**Goal**
Go through the records line by line and work out how many lines hold the word "آبان". Answer with the number only.

**Provided records**

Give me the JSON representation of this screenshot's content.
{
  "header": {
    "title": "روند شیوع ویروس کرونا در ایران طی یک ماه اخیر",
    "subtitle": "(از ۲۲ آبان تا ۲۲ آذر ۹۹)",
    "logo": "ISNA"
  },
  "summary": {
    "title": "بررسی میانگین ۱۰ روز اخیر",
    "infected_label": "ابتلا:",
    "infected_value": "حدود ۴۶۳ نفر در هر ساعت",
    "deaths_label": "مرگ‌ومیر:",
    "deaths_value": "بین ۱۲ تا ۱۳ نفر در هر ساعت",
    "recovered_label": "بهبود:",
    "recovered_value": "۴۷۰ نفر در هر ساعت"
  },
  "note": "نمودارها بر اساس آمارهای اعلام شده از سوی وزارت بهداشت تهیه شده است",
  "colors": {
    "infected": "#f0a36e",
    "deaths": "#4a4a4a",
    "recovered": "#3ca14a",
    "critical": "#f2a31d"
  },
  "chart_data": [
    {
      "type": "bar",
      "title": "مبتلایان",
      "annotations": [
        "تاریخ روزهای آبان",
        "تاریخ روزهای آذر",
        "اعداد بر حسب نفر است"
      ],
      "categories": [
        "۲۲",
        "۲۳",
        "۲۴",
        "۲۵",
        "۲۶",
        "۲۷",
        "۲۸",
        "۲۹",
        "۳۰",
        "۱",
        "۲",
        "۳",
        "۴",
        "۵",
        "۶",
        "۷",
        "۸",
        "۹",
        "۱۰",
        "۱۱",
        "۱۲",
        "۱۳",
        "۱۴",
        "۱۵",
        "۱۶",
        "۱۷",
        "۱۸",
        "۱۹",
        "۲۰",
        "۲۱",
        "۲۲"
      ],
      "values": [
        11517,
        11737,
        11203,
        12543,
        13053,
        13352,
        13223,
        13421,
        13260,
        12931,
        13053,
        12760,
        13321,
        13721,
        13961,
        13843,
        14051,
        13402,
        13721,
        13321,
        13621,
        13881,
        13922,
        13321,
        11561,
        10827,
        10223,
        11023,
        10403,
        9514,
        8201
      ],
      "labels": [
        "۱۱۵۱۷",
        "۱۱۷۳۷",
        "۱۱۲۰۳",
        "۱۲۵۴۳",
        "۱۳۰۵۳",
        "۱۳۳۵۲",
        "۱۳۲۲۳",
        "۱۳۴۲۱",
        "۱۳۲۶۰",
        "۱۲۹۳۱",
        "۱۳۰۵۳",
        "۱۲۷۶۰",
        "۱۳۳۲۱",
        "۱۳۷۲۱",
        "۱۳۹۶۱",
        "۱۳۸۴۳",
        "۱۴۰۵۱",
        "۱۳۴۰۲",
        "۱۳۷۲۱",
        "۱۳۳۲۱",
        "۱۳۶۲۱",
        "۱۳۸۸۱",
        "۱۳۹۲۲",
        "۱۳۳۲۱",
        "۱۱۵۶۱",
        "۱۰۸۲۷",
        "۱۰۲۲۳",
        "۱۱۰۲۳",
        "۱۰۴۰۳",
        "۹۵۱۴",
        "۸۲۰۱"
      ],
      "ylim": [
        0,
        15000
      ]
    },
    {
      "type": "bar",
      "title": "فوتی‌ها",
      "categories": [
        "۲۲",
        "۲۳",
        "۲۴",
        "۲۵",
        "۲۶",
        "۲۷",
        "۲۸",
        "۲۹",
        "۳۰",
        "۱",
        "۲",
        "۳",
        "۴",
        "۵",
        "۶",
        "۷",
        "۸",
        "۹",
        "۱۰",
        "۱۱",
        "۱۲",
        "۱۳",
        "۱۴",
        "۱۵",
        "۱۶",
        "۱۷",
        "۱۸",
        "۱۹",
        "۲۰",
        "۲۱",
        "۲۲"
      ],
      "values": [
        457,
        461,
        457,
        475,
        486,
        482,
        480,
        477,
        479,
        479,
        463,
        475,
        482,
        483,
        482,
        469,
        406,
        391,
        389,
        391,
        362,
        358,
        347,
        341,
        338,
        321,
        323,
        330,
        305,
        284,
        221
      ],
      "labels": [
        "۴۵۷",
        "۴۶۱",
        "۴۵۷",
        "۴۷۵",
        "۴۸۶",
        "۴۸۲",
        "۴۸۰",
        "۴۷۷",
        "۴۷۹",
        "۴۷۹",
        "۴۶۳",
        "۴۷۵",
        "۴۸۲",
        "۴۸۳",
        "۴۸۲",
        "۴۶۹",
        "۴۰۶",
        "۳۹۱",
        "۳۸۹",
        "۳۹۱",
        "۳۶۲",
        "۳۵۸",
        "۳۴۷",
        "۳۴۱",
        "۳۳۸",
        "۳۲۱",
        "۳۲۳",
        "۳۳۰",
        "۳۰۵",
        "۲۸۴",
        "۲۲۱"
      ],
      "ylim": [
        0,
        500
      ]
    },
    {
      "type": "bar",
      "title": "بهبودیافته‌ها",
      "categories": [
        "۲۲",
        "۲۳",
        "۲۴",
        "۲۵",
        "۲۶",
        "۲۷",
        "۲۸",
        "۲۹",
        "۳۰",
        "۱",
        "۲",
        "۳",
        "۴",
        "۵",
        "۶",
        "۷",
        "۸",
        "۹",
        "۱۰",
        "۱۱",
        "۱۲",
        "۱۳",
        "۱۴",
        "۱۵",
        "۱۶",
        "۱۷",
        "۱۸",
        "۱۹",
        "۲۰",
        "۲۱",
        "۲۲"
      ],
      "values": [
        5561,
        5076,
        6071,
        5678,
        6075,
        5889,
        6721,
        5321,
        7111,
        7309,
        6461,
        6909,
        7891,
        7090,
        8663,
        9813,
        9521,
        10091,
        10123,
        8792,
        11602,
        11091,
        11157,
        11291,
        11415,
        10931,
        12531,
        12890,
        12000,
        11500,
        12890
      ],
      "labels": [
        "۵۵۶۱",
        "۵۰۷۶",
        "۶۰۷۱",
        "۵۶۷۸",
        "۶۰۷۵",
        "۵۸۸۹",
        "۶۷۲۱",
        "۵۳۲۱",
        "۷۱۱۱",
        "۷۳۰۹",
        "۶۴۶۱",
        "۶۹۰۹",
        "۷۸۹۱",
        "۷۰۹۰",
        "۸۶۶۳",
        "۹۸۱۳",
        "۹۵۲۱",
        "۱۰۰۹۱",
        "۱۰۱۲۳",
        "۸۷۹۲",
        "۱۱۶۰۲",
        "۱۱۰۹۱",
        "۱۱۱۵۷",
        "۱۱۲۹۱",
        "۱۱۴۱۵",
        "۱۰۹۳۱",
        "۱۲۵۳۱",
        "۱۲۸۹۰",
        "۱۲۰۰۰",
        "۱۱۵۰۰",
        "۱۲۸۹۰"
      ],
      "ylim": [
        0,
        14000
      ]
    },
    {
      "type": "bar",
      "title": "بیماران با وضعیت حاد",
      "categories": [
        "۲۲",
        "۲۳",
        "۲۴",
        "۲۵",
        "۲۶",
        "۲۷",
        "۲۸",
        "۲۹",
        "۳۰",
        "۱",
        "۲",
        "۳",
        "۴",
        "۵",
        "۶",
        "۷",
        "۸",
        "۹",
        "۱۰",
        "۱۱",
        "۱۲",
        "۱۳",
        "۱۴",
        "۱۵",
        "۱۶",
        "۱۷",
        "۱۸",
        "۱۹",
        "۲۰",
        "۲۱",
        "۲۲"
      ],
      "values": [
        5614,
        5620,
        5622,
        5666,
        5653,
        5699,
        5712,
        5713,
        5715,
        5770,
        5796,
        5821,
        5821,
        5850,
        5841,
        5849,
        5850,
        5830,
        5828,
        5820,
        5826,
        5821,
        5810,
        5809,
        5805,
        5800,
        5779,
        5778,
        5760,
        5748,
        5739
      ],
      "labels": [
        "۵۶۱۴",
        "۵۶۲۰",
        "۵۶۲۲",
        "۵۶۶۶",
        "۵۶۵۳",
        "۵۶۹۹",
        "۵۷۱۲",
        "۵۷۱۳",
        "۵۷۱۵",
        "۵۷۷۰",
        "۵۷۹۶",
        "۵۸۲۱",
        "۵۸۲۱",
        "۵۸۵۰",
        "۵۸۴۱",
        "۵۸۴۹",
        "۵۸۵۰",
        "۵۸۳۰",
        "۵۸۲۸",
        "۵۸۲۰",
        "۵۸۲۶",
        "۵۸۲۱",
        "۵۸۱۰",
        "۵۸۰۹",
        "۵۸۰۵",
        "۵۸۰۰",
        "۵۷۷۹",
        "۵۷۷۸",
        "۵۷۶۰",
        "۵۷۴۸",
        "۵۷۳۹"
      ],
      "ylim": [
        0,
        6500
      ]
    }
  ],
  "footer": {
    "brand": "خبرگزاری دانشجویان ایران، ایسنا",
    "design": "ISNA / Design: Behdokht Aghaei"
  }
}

**Answer below**
2